DATA RECORDS:
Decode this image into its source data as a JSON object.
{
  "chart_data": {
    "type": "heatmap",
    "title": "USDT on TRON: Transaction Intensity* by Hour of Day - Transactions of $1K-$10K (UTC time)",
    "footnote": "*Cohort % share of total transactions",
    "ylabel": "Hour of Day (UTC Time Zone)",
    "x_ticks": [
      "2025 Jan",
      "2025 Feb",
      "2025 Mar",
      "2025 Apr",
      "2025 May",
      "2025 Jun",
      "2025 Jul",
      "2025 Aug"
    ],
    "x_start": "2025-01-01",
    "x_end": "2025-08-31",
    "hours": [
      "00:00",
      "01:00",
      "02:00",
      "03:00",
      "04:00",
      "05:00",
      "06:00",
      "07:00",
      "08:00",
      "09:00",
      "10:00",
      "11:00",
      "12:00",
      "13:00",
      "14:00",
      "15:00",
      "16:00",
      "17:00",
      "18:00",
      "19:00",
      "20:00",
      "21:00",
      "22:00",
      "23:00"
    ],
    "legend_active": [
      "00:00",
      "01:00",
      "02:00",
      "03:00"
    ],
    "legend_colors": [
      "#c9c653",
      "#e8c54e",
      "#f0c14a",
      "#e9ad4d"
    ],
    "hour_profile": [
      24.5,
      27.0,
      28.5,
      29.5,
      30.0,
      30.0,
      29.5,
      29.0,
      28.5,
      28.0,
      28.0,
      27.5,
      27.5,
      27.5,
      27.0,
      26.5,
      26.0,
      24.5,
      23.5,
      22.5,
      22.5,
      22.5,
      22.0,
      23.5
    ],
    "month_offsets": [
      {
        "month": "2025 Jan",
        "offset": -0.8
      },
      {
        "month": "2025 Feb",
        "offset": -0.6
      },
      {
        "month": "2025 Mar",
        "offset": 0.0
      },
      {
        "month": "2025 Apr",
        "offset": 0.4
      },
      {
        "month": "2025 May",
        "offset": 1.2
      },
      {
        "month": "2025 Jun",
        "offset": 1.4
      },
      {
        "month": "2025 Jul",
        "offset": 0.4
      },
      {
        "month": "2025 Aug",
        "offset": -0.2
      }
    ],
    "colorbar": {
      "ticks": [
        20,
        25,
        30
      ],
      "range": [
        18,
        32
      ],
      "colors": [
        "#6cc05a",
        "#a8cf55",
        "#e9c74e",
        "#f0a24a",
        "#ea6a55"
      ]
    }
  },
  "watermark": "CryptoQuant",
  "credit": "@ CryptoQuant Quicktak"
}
--
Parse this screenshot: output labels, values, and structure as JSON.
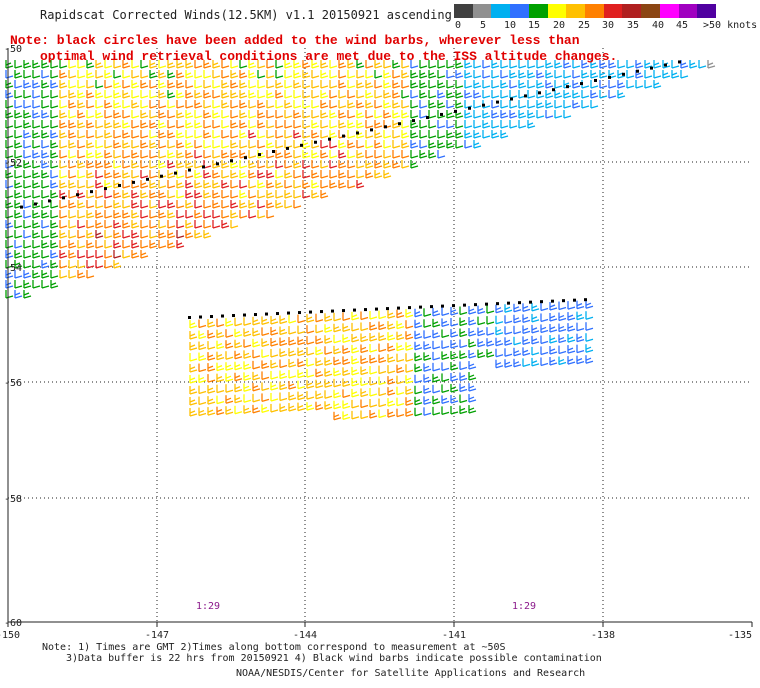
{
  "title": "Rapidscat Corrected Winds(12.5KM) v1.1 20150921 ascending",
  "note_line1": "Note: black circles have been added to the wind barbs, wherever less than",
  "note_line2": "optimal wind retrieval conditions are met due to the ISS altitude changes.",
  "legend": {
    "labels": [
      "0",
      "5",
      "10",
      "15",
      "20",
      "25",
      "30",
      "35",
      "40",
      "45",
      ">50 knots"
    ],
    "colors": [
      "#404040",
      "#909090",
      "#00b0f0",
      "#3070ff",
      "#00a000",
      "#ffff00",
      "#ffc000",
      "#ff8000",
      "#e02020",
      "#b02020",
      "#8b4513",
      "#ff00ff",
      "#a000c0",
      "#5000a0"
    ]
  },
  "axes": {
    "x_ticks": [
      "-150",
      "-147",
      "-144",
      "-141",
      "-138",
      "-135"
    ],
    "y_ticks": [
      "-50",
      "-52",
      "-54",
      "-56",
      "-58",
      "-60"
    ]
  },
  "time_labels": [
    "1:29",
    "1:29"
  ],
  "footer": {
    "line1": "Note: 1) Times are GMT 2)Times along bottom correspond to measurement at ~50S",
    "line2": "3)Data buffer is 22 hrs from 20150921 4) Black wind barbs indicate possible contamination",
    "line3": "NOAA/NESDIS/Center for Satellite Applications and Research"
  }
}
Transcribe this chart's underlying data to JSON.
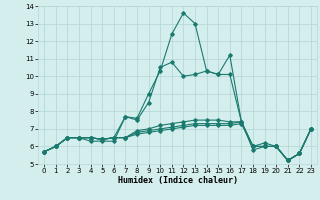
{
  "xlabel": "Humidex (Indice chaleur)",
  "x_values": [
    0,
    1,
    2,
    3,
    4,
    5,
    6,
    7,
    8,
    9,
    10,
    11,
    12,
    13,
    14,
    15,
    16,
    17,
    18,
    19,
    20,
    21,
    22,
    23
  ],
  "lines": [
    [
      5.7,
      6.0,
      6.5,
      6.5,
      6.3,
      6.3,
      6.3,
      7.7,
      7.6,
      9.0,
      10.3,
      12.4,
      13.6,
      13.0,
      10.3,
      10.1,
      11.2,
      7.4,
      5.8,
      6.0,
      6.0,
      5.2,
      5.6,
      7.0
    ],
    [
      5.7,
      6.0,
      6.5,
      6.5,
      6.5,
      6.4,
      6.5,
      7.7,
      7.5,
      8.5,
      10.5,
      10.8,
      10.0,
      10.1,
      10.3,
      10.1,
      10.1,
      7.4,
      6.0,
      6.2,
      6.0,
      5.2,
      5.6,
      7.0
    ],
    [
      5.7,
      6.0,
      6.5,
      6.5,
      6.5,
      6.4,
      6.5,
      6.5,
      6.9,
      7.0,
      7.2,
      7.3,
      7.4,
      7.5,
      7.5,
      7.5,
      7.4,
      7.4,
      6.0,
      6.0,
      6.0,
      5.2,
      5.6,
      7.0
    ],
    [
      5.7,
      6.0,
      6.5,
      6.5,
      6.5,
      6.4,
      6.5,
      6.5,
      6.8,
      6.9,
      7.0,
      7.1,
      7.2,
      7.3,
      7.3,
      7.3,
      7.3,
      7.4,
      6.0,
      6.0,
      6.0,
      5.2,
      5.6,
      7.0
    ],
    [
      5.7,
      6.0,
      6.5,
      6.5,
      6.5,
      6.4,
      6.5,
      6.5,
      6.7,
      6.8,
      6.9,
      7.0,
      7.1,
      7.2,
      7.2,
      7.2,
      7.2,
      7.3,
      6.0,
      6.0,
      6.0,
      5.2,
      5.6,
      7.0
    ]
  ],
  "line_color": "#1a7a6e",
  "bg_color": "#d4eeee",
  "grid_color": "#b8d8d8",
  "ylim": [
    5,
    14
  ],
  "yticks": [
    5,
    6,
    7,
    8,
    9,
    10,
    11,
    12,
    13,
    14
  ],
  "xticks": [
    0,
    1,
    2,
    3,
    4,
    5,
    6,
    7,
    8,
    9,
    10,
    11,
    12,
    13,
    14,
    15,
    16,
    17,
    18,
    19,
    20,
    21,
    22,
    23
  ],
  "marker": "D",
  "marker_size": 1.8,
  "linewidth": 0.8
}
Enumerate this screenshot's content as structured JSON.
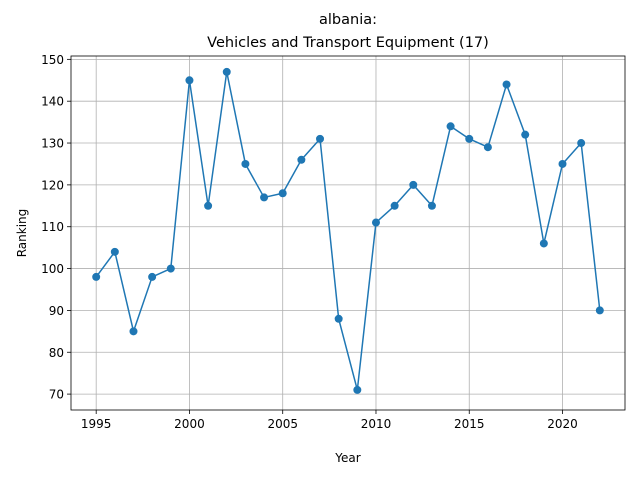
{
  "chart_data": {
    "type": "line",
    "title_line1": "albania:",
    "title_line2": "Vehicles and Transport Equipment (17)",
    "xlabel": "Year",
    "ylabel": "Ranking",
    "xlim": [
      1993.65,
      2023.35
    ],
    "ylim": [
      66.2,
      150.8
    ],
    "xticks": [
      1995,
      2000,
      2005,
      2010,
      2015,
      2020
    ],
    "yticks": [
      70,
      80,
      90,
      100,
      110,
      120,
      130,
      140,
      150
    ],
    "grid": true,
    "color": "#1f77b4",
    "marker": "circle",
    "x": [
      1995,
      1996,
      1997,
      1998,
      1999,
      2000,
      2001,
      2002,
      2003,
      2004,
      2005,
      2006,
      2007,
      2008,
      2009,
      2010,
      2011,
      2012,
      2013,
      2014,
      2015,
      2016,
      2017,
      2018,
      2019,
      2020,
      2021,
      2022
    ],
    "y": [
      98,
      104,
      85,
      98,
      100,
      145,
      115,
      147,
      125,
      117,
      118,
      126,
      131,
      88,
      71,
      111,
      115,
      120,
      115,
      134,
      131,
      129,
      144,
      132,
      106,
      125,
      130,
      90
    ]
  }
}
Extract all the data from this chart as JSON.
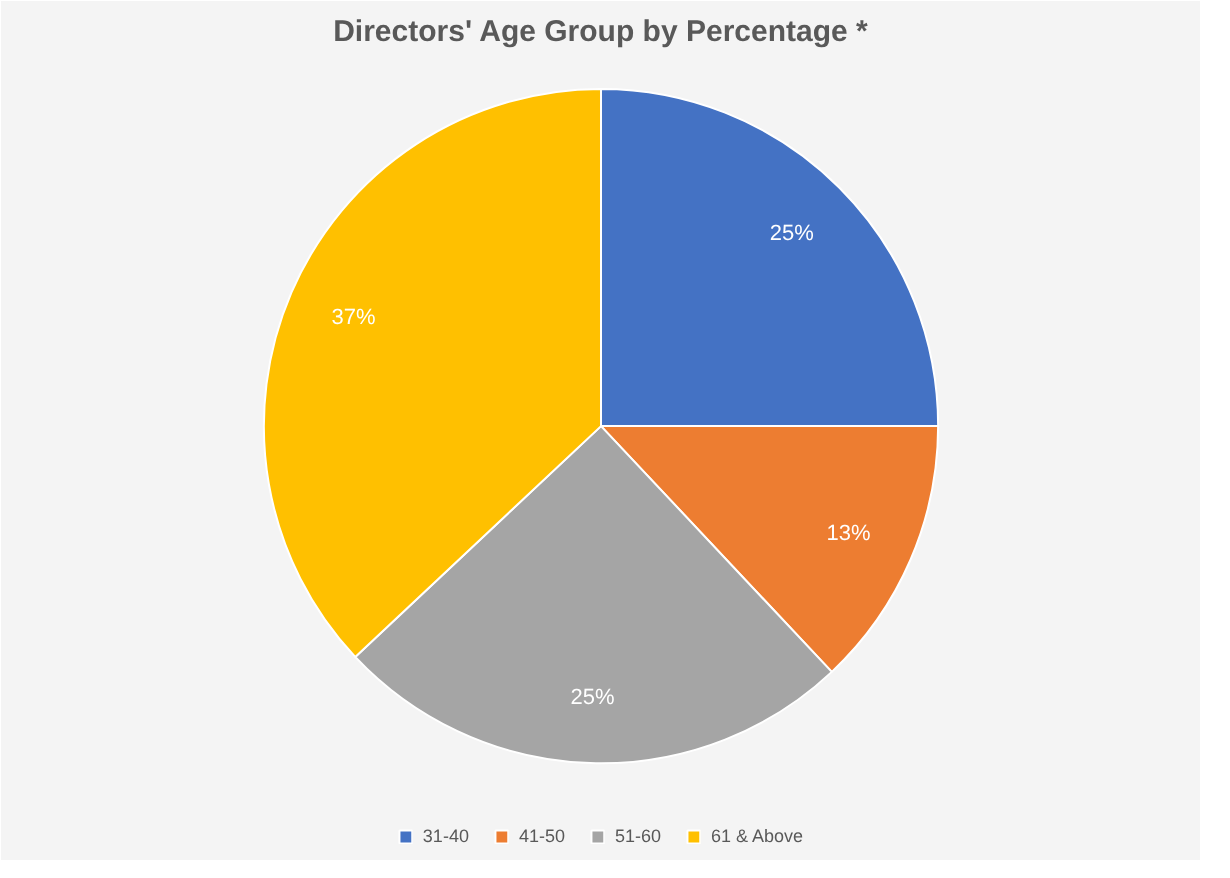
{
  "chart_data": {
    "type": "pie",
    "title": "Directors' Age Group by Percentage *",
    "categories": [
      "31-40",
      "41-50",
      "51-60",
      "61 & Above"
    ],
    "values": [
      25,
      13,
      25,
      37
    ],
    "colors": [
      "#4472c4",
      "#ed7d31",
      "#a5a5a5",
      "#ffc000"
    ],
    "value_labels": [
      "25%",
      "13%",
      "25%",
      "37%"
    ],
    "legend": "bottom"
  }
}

WHAT IS REQUIRED: Pick out the lines containing the string "JSON".

RESULT:
Decode this image into its source data as a JSON object.
Parse this screenshot: output labels, values, and structure as JSON.
Transcribe this chart's underlying data to JSON.
Enumerate this screenshot's content as structured JSON.
Extract all the data from this chart as JSON.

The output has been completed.